Work to do >> Below is a listing to transcribe in full and exactly; keep the pictures out.

Dataset records
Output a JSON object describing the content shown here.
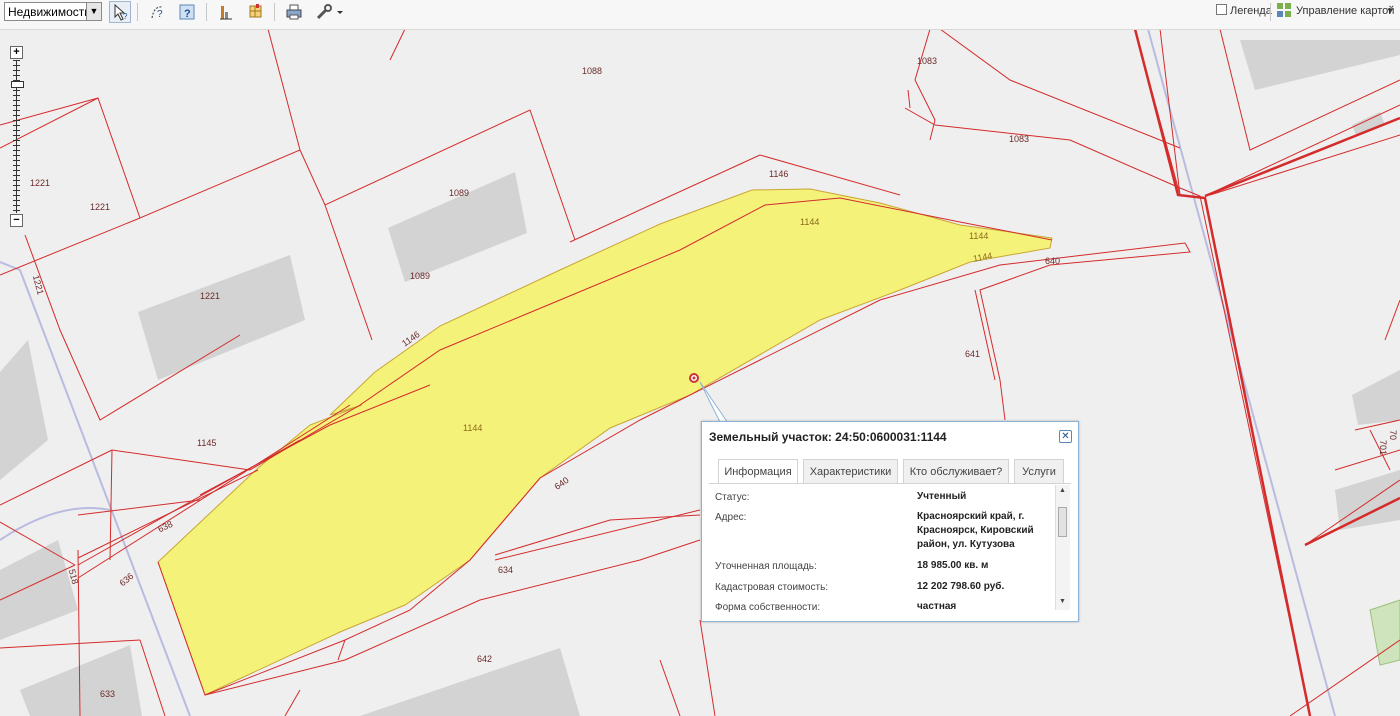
{
  "toolbar": {
    "layer_select_value": "Недвижимость",
    "legend_label": "Легенда",
    "map_control_label": "Управление картой",
    "icons": [
      "select-arrow-icon",
      "identify-icon",
      "help-query-icon",
      "measure-icon",
      "layers-icon",
      "print-icon",
      "tools-icon"
    ]
  },
  "zoom": {
    "plus": "+",
    "minus": "−"
  },
  "map": {
    "colors": {
      "boundary": "#d42b2b",
      "highlight_fill": "#f5f27a",
      "highlight_stroke": "#c9a633",
      "building": "#d3d3d3",
      "road": "#b9bbe0",
      "background": "#efefef"
    },
    "labels": [
      "1088",
      "1083",
      "1083",
      "1221",
      "1221",
      "1221",
      "1221",
      "1089",
      "1089",
      "1146",
      "1146",
      "1144",
      "1144",
      "1144",
      "1144",
      "640",
      "640",
      "641",
      "1145",
      "638",
      "636",
      "518",
      "634",
      "642",
      "633",
      "701",
      "70"
    ]
  },
  "popup": {
    "title": "Земельный участок: 24:50:0600031:1144",
    "close_label": "✕",
    "tabs": [
      "Информация",
      "Характеристики",
      "Кто обслуживает?",
      "Услуги"
    ],
    "rows": [
      {
        "label": "Статус:",
        "value": "Учтенный"
      },
      {
        "label": "Адрес:",
        "value": "Красноярский край, г. Красноярск, Кировский район, ул. Кутузова"
      },
      {
        "label": "Уточненная площадь:",
        "value": "18 985.00 кв. м"
      },
      {
        "label": "Кадастровая стоимость:",
        "value": "12 202 798.60 руб."
      },
      {
        "label": "Форма собственности:",
        "value": "частная"
      }
    ]
  }
}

Answer to the exercise >>
Output a JSON object describing the content shown here.
{
  "toolbar": {
    "layer_select_value": "Недвижимость",
    "legend_label": "Легенда",
    "map_control_label": "Управление картой",
    "icons": [
      "select-arrow-icon",
      "identify-icon",
      "help-query-icon",
      "measure-icon",
      "layers-icon",
      "print-icon",
      "tools-icon"
    ]
  },
  "zoom": {
    "plus": "+",
    "minus": "−"
  },
  "map": {
    "colors": {
      "boundary": "#d42b2b",
      "highlight_fill": "#f5f27a",
      "highlight_stroke": "#c9a633",
      "building": "#d3d3d3",
      "road": "#b9bbe0",
      "background": "#efefef"
    },
    "labels": [
      "1088",
      "1083",
      "1083",
      "1221",
      "1221",
      "1221",
      "1221",
      "1089",
      "1089",
      "1146",
      "1146",
      "1144",
      "1144",
      "1144",
      "1144",
      "640",
      "640",
      "641",
      "1145",
      "638",
      "636",
      "518",
      "634",
      "642",
      "633",
      "701",
      "70"
    ]
  },
  "popup": {
    "title": "Земельный участок: 24:50:0600031:1144",
    "close_label": "✕",
    "tabs": [
      "Информация",
      "Характеристики",
      "Кто обслуживает?",
      "Услуги"
    ],
    "rows": [
      {
        "label": "Статус:",
        "value": "Учтенный"
      },
      {
        "label": "Адрес:",
        "value": "Красноярский край, г. Красноярск, Кировский район, ул. Кутузова"
      },
      {
        "label": "Уточненная площадь:",
        "value": "18 985.00 кв. м"
      },
      {
        "label": "Кадастровая стоимость:",
        "value": "12 202 798.60 руб."
      },
      {
        "label": "Форма собственности:",
        "value": "частная"
      }
    ]
  }
}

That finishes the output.